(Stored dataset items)
------------------------------------------------------------
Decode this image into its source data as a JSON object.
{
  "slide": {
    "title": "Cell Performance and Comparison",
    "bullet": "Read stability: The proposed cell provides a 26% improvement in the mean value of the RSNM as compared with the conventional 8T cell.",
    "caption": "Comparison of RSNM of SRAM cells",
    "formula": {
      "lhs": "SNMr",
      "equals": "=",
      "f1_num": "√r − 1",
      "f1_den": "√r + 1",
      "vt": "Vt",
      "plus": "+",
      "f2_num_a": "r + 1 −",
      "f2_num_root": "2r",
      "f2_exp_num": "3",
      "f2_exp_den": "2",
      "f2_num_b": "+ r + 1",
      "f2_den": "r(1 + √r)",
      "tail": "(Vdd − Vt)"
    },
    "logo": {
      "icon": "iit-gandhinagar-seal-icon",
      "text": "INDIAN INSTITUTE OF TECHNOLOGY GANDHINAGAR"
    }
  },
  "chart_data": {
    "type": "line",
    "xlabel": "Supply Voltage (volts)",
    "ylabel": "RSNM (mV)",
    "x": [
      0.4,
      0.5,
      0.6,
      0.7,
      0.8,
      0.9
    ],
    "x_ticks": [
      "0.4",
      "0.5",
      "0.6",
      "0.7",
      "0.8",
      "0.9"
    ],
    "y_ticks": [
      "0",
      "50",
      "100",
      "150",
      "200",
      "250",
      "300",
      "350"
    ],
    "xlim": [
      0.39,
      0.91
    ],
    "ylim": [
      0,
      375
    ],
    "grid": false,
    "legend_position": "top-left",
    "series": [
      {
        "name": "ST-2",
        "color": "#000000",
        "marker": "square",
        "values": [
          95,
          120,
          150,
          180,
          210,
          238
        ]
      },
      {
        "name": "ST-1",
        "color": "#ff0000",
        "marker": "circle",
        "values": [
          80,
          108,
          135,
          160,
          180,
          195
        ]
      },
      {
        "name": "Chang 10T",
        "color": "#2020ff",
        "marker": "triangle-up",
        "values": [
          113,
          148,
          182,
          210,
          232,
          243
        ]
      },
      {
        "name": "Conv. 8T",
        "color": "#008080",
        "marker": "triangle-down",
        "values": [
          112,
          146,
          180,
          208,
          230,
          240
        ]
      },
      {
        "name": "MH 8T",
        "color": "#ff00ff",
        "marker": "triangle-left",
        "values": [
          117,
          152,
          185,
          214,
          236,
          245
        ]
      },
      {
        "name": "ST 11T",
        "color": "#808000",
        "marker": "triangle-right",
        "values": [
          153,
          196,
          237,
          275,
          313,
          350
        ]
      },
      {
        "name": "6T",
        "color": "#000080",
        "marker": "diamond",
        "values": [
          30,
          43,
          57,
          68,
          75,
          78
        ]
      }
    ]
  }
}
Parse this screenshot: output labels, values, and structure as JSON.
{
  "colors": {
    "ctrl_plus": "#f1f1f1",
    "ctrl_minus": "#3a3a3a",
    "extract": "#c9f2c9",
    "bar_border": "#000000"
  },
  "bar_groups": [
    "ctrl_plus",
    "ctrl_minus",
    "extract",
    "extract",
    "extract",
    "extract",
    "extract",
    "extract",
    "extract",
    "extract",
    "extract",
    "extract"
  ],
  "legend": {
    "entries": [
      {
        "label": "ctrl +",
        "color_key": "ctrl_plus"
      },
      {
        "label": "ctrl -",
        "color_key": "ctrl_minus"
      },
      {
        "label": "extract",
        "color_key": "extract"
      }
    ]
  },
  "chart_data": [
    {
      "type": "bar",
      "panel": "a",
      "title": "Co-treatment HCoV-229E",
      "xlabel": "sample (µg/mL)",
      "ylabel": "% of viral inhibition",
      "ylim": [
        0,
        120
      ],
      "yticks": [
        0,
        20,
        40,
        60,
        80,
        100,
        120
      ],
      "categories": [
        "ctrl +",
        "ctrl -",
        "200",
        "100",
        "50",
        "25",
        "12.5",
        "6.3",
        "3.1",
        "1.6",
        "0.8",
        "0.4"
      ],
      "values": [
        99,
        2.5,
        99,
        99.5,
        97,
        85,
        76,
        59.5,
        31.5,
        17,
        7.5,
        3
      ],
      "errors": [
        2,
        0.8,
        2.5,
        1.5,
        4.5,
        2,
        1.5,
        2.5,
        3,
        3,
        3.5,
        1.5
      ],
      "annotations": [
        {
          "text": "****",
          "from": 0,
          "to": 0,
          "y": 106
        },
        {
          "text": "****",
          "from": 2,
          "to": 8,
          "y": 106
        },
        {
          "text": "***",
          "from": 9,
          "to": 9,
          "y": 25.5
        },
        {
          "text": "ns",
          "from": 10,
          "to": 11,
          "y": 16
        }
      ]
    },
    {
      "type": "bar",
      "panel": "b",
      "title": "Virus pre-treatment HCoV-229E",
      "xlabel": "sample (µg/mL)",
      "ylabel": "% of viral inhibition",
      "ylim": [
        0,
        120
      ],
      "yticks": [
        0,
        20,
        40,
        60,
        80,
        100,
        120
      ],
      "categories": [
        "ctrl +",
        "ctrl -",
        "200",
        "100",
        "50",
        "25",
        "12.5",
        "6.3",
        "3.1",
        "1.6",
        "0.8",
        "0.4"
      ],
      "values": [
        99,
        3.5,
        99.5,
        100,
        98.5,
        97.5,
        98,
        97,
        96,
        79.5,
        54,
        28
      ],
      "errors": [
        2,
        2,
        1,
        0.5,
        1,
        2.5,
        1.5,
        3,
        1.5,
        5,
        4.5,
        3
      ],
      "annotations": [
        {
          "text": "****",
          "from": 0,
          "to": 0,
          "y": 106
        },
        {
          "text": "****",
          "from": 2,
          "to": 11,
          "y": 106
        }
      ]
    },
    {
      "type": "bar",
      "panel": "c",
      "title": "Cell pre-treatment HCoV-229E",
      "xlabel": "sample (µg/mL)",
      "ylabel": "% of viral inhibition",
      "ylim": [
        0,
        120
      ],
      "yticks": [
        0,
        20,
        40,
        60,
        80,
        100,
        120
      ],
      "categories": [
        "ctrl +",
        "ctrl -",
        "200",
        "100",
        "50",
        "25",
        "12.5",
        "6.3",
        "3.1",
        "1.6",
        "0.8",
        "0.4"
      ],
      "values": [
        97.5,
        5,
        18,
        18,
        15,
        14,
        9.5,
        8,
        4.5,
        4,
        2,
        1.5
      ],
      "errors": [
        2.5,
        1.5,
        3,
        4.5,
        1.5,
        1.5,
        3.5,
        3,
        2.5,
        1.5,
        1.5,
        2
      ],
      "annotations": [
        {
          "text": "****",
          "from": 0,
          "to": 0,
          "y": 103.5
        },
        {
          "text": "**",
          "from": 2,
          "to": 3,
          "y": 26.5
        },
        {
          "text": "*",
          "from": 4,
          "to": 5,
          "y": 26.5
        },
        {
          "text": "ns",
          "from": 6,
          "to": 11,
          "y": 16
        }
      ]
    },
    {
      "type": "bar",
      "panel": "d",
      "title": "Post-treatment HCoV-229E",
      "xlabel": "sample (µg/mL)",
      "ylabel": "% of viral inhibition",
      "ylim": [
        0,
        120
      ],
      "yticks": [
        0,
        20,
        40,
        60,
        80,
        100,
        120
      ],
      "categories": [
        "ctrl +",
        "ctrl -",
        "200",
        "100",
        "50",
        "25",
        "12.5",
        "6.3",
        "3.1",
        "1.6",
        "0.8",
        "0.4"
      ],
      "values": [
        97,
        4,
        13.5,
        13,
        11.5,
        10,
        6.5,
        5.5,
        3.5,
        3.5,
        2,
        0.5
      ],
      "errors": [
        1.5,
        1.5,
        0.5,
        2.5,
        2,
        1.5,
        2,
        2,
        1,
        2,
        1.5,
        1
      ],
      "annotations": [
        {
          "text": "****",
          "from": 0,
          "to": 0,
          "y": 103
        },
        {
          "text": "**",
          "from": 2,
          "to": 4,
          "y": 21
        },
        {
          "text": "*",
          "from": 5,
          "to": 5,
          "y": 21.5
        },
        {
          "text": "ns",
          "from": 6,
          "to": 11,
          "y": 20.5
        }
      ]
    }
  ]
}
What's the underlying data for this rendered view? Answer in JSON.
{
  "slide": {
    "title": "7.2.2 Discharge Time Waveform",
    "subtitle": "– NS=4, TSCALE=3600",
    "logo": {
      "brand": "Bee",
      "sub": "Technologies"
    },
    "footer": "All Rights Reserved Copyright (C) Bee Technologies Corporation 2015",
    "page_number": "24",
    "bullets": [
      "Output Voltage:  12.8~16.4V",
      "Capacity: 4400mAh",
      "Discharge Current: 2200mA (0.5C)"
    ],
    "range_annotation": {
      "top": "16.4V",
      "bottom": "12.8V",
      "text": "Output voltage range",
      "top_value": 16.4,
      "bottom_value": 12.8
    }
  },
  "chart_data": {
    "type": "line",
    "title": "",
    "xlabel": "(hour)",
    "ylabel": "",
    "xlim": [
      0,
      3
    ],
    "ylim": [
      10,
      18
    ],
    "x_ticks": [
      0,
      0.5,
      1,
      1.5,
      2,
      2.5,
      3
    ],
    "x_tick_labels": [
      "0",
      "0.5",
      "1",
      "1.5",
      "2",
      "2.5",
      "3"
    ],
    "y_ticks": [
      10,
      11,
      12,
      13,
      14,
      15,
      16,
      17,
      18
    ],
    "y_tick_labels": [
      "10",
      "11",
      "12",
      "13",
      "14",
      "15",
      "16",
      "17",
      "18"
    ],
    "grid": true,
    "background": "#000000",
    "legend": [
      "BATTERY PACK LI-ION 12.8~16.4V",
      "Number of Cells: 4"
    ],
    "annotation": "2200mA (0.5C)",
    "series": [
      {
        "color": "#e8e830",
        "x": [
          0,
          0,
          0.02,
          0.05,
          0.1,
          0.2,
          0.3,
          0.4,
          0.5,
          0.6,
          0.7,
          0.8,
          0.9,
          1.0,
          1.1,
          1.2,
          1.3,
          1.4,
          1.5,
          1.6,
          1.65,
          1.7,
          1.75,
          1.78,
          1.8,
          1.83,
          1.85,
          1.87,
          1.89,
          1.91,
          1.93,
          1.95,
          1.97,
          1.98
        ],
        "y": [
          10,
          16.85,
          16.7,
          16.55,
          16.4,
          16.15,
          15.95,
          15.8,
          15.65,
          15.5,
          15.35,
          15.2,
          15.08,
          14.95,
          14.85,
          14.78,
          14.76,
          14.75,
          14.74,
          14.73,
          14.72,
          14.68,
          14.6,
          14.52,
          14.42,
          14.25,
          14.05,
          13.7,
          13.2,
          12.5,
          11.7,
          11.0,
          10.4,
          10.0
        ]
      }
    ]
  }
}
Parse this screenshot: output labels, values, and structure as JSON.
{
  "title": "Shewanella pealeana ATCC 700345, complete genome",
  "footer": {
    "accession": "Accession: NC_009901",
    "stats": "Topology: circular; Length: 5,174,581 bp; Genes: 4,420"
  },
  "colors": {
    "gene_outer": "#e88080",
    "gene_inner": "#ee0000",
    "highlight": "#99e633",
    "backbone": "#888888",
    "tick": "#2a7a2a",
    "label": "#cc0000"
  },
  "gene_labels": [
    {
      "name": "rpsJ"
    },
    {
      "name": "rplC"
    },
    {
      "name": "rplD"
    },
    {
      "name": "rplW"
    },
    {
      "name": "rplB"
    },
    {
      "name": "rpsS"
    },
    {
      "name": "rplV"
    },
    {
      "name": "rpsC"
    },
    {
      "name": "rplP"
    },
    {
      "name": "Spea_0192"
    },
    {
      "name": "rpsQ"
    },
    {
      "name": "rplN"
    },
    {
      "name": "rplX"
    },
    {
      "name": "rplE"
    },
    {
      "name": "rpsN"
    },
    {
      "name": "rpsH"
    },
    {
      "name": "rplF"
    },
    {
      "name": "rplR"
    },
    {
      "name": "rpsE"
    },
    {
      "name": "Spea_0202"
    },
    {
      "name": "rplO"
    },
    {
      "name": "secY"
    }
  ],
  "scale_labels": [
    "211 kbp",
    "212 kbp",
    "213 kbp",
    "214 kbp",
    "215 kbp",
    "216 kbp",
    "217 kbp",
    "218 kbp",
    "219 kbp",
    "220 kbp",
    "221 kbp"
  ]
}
------------------------------------------------------------
Scan the records above and show every line in which the word "this" occurs.

Decode this image into its source data as a JSON object.
Parse this screenshot: output labels, values, and structure as JSON.
What's the underlying data for this rendered view? Answer in JSON.
Parse this screenshot: output labels, values, and structure as JSON.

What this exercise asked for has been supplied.